Directive:
Collect each line holding the string "专业护肤品".

Records excerpted from a collection:

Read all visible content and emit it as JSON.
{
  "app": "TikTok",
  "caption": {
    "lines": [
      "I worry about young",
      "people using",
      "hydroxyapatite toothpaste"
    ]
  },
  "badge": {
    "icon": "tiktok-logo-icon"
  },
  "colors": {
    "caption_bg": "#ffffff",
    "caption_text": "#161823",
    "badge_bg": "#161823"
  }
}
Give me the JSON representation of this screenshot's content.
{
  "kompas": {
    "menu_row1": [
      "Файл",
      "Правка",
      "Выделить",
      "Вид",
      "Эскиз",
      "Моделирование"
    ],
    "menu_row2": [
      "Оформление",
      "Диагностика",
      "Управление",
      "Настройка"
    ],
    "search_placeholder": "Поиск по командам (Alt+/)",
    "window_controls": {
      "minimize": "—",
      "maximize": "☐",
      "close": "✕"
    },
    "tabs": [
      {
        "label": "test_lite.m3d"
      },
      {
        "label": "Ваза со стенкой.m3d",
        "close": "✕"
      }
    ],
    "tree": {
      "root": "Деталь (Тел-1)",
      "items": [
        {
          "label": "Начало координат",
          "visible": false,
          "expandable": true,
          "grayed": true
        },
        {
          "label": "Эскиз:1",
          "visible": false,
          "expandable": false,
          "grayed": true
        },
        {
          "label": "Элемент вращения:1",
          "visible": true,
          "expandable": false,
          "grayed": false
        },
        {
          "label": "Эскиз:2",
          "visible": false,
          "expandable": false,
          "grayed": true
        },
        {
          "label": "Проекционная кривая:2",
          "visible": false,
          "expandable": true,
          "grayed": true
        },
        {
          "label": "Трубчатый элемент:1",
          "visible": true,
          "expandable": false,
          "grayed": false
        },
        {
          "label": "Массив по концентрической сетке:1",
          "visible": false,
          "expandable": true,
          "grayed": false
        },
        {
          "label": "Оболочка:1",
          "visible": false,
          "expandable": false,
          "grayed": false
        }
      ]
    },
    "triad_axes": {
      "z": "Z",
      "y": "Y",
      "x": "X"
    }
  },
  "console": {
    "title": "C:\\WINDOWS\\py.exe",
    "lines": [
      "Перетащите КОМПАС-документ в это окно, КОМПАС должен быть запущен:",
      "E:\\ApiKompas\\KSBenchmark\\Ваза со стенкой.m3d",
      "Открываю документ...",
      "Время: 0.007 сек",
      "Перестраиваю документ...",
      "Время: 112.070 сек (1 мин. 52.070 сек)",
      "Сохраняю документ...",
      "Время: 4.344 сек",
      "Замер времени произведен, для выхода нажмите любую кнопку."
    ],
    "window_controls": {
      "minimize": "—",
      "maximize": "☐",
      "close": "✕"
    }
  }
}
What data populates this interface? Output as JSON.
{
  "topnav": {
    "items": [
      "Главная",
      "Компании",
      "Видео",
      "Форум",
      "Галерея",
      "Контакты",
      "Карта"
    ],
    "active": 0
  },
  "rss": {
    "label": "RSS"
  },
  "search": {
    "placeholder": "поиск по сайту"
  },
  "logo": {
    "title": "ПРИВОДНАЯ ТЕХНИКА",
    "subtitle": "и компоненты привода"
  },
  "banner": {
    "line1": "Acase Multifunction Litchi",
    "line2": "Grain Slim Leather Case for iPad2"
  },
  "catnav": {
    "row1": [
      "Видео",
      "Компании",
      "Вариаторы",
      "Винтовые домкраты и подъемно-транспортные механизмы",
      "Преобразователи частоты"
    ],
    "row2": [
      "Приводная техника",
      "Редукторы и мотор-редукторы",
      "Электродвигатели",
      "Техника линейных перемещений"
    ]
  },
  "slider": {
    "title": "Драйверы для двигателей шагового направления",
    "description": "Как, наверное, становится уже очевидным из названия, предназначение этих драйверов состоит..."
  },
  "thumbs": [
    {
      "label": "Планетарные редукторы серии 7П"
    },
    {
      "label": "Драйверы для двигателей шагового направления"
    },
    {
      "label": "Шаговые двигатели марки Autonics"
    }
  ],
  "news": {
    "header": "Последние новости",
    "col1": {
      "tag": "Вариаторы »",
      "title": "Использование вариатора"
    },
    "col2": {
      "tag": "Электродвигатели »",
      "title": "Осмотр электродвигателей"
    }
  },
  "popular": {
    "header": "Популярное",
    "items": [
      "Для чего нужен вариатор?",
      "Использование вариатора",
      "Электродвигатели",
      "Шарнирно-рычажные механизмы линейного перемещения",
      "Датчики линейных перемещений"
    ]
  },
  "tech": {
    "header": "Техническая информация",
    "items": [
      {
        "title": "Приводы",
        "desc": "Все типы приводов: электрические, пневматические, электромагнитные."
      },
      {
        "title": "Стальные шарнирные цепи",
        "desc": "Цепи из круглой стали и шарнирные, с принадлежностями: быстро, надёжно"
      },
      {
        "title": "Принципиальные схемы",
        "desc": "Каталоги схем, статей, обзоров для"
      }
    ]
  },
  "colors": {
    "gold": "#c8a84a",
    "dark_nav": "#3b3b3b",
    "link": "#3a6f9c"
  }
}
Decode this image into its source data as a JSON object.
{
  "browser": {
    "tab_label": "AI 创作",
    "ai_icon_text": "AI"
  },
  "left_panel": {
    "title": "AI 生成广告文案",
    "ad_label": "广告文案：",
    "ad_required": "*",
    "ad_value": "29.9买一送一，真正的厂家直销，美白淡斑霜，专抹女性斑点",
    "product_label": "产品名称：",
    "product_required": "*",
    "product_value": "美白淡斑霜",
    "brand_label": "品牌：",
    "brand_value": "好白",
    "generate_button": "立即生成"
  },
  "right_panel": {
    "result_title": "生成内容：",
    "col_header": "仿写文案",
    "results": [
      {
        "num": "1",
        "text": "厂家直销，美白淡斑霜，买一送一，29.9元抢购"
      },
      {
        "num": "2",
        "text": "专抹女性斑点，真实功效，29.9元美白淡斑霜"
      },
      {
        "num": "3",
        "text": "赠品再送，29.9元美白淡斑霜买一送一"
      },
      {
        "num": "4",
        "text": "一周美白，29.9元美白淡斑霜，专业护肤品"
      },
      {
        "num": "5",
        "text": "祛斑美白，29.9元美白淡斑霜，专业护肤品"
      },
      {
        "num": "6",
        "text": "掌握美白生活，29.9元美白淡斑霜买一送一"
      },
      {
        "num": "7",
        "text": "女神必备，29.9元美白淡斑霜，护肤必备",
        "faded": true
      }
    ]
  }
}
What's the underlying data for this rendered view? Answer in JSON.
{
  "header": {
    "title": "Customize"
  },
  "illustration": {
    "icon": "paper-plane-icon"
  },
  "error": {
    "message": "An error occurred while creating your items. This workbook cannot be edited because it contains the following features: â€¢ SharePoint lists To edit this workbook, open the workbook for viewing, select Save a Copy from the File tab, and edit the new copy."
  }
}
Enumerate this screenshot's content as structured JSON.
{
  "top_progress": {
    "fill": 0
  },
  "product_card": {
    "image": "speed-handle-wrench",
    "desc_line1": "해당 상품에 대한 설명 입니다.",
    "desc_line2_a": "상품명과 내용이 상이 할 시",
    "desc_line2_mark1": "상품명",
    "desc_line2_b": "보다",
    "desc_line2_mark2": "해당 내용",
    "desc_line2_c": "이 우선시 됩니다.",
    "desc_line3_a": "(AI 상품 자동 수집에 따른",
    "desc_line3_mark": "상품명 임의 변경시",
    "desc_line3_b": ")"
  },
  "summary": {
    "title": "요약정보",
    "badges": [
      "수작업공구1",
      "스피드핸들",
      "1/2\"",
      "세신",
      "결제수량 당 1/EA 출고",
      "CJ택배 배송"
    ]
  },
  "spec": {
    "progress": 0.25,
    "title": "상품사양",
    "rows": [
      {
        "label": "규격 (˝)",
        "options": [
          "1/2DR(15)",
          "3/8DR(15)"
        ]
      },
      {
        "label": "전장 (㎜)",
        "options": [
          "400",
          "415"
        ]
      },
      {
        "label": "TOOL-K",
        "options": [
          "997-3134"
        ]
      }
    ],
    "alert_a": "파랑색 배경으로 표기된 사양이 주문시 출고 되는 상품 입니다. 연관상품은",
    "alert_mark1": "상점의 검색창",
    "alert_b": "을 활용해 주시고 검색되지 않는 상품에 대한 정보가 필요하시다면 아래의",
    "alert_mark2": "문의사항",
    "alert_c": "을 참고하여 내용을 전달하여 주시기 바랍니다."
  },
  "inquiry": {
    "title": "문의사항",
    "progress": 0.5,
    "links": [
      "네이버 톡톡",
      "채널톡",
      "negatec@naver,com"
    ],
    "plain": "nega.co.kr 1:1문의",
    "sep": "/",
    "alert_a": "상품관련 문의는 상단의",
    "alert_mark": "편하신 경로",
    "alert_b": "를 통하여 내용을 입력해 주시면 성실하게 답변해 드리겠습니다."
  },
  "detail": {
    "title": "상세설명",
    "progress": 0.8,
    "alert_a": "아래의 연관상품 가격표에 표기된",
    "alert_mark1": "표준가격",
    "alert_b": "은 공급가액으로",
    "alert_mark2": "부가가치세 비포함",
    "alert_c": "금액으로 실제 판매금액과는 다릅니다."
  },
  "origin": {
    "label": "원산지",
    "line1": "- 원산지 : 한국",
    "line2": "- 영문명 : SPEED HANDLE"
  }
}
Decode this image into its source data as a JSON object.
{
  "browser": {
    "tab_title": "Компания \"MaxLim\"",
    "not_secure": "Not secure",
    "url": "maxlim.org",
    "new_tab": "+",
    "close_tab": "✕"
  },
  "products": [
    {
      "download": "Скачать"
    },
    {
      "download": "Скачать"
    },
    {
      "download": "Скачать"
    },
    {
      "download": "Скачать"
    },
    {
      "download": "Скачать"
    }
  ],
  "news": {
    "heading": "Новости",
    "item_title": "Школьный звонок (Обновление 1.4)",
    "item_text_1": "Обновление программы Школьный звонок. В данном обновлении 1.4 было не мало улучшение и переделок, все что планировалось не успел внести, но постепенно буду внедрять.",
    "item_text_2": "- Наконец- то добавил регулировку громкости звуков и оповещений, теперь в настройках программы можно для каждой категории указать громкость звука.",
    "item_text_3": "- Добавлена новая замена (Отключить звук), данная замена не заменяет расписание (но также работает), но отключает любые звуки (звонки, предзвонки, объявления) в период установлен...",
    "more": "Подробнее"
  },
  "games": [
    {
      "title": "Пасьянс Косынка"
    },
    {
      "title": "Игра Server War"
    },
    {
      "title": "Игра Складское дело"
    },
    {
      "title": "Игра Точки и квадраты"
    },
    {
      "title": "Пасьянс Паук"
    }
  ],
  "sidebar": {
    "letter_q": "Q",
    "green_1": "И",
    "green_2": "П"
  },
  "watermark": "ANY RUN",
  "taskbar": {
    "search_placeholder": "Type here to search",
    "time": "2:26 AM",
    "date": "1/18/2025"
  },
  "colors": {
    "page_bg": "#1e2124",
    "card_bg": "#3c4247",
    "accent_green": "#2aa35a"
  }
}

Result below:
        "text": "一周美白，29.9元美白淡斑霜，专业护肤品"
        "text": "祛斑美白，29.9元美白淡斑霜，专业护肤品"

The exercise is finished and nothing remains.